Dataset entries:
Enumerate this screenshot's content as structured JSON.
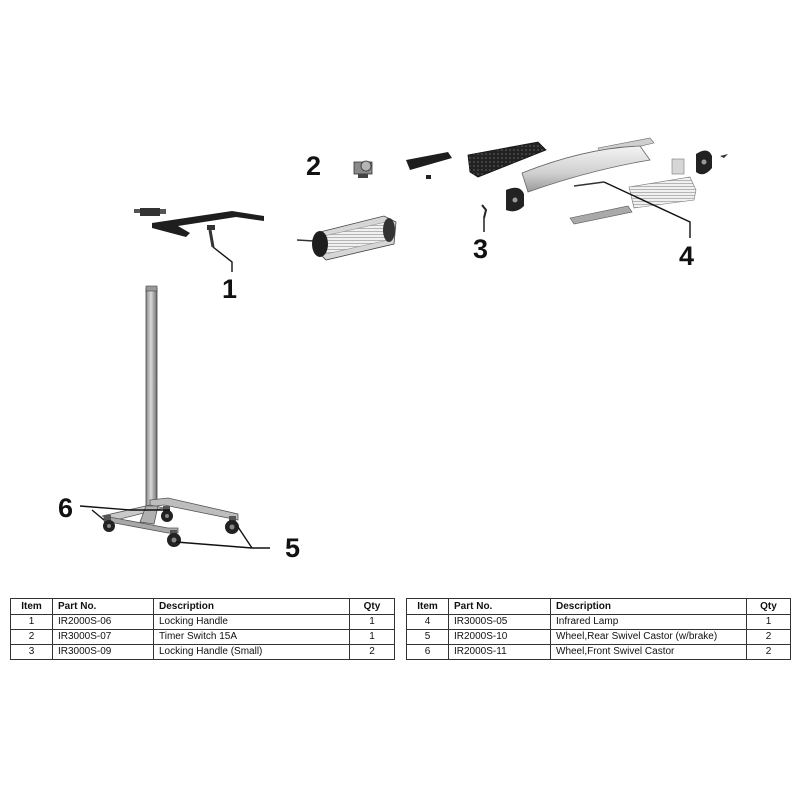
{
  "callouts": [
    {
      "id": "1",
      "label": "1"
    },
    {
      "id": "2",
      "label": "2"
    },
    {
      "id": "3",
      "label": "3"
    },
    {
      "id": "4",
      "label": "4"
    },
    {
      "id": "5",
      "label": "5"
    },
    {
      "id": "6",
      "label": "6"
    }
  ],
  "table_headers": {
    "item": "Item",
    "part_no": "Part No.",
    "description": "Description",
    "qty": "Qty"
  },
  "parts_left": [
    {
      "item": "1",
      "part_no": "IR2000S-06",
      "description": "Locking Handle",
      "qty": "1"
    },
    {
      "item": "2",
      "part_no": "IR3000S-07",
      "description": "Timer Switch 15A",
      "qty": "1"
    },
    {
      "item": "3",
      "part_no": "IR3000S-09",
      "description": "Locking Handle (Small)",
      "qty": "2"
    }
  ],
  "parts_right": [
    {
      "item": "4",
      "part_no": "IR3000S-05",
      "description": "Infrared Lamp",
      "qty": "1"
    },
    {
      "item": "5",
      "part_no": "IR2000S-10",
      "description": "Wheel,Rear Swivel Castor (w/brake)",
      "qty": "2"
    },
    {
      "item": "6",
      "part_no": "IR2000S-11",
      "description": "Wheel,Front Swivel Castor",
      "qty": "2"
    }
  ],
  "colors": {
    "line": "#111111",
    "metal_light": "#c8c8c8",
    "metal_dark": "#555555",
    "part_black": "#1e1e1e"
  }
}
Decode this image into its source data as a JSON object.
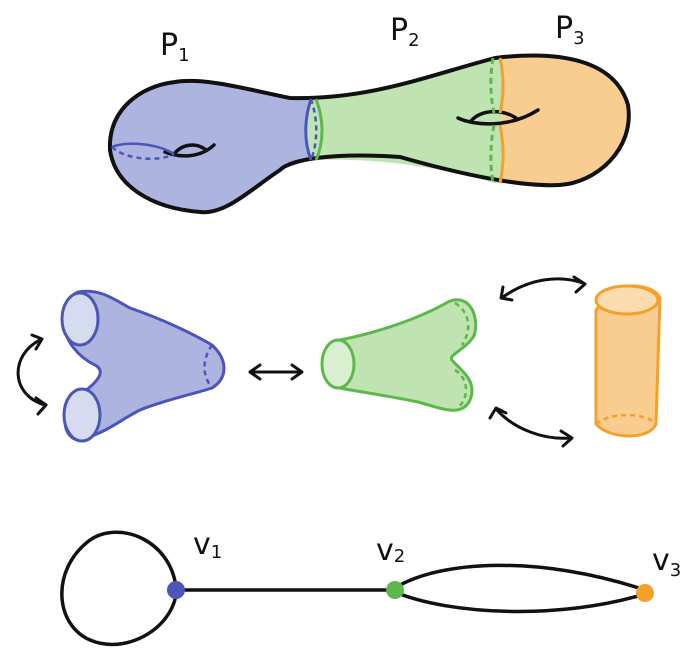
{
  "labels": {
    "p1": "P",
    "p1_sub": "1",
    "p2": "P",
    "p2_sub": "2",
    "p3": "P",
    "p3_sub": "3",
    "v1": "v",
    "v1_sub": "1",
    "v2": "v",
    "v2_sub": "2",
    "v3": "v",
    "v3_sub": "3"
  },
  "colors": {
    "blue": "#aeb4e0",
    "blue_stroke": "#4a56b8",
    "green": "#bfe3b1",
    "green_stroke": "#5cb84a",
    "orange": "#f9cc90",
    "orange_stroke": "#f3a12a",
    "ink": "#111111"
  }
}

* WHAT IS NEEDED *
Using the records above, gather all lines where the string "JSON" is present.

* OUTPUT FOR THIS EXERCISE *
Enumerate this screenshot's content as structured JSON.
Decode this image into its source data as a JSON object.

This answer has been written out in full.